- Stored data -
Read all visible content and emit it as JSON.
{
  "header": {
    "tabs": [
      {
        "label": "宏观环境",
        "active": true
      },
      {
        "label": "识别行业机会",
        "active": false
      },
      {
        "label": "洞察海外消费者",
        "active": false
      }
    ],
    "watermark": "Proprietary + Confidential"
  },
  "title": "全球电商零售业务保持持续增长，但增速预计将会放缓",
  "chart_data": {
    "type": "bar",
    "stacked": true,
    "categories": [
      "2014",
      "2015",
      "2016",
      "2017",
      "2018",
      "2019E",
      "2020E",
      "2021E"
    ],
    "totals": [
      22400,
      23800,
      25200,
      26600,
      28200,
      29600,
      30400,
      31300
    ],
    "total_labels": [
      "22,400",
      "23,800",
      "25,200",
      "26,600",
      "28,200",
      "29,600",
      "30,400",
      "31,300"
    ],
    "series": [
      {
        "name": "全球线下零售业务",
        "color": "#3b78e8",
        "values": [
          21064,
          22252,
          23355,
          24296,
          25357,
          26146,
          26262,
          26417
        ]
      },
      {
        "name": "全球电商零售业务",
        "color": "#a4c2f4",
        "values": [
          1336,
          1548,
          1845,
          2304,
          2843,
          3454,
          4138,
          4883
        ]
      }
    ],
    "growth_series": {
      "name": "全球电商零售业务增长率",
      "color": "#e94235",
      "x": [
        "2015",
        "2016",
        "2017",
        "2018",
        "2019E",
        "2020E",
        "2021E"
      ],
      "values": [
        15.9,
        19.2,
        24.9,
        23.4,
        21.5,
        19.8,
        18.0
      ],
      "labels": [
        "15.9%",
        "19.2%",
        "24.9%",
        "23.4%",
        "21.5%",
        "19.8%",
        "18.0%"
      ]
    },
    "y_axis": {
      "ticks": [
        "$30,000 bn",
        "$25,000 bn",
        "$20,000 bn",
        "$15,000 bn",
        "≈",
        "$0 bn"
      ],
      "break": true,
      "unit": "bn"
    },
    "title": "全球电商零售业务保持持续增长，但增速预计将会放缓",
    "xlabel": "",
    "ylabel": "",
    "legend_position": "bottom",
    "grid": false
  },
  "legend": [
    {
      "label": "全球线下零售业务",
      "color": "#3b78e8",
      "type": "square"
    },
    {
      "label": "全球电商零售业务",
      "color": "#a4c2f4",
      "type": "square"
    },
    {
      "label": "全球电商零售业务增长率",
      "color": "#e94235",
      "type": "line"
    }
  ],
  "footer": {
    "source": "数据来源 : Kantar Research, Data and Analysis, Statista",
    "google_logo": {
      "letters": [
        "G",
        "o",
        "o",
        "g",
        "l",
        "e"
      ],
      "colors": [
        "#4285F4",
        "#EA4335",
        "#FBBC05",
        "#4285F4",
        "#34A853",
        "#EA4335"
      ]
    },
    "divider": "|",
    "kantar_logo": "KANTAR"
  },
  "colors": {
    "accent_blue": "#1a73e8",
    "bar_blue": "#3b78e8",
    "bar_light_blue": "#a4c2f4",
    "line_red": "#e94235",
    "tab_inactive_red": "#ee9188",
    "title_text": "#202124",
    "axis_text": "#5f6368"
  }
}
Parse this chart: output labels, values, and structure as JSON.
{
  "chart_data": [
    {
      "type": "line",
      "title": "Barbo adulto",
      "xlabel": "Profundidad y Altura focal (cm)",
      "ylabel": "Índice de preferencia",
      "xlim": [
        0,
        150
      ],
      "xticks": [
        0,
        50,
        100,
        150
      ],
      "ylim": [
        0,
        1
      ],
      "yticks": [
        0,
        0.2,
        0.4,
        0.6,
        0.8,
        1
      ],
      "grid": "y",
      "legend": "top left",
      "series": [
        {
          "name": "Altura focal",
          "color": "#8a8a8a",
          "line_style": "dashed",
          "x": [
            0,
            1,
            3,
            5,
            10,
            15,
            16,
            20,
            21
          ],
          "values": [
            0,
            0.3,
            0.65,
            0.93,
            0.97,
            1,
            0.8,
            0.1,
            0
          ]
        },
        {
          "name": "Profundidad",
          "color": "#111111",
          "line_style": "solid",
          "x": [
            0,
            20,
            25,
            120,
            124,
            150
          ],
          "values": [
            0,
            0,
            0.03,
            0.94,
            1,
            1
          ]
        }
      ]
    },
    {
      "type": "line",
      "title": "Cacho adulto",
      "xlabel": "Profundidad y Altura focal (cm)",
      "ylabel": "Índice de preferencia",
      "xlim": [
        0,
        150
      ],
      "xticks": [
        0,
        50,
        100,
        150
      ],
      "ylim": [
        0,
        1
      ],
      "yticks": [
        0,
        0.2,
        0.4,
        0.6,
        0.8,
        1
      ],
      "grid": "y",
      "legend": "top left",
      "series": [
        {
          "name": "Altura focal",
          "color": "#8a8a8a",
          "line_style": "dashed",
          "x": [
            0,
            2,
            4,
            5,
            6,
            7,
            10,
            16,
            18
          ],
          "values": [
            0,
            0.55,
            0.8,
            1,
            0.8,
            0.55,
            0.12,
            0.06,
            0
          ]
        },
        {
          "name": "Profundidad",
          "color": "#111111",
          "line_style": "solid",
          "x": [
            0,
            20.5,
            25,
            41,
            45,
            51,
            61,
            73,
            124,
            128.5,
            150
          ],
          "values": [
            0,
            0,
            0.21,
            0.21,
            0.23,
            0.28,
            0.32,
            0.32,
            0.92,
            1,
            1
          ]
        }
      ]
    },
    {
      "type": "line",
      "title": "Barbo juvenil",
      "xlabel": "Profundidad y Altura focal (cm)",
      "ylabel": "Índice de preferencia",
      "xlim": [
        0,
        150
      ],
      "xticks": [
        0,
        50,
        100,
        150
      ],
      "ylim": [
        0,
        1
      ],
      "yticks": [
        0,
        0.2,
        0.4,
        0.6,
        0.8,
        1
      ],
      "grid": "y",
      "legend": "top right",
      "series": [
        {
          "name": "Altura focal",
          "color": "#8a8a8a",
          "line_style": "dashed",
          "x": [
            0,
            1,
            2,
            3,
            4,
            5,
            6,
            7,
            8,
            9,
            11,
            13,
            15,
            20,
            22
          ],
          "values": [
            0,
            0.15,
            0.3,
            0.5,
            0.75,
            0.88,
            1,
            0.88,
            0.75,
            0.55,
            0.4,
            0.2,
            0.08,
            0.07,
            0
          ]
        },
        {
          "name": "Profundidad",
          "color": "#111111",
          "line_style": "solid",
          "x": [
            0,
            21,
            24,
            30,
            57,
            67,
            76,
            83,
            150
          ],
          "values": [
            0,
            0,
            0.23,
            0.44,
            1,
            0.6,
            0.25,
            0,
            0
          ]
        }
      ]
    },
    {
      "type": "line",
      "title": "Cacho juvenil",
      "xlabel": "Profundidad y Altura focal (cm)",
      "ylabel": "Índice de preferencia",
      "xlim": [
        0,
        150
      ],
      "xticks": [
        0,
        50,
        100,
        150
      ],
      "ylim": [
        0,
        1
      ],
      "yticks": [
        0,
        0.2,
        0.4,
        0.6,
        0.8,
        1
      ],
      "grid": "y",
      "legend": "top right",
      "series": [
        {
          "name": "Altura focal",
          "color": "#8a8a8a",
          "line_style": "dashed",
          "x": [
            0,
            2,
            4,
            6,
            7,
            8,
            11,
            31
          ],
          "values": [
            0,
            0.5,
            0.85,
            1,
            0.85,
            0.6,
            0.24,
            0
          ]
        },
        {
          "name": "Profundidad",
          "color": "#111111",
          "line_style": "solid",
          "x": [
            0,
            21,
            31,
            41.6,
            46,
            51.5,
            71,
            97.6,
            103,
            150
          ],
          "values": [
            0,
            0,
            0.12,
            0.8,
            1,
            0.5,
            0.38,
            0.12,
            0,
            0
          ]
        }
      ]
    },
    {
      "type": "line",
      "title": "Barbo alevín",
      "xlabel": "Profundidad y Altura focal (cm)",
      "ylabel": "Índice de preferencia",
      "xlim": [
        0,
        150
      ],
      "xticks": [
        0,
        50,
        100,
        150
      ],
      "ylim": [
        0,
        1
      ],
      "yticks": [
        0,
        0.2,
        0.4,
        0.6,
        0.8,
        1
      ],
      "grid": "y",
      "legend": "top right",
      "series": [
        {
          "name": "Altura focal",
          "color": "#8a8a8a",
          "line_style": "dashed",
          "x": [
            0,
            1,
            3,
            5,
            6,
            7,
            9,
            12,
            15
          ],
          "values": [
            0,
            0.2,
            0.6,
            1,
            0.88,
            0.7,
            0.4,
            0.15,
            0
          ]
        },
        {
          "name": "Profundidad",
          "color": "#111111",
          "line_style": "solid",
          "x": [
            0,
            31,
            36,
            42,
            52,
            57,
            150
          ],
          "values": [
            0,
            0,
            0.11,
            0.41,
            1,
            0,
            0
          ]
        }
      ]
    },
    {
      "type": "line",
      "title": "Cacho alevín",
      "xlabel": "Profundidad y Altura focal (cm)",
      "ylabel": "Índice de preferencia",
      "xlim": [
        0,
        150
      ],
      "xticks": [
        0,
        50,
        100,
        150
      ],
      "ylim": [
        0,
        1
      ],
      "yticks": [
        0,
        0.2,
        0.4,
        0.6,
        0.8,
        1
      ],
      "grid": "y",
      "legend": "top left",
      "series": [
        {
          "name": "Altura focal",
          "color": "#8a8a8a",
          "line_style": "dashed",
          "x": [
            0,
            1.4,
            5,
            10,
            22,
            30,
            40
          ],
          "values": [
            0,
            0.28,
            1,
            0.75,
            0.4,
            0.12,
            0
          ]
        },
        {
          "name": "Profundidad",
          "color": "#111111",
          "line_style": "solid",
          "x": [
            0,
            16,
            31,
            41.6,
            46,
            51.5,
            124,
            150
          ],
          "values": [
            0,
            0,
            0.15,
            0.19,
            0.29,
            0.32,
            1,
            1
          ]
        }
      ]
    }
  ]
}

- Goal -
Extract every line above containing the word "juvenil".

- Worked answer -
      "title": "Barbo juvenil",
      "title": "Cacho juvenil",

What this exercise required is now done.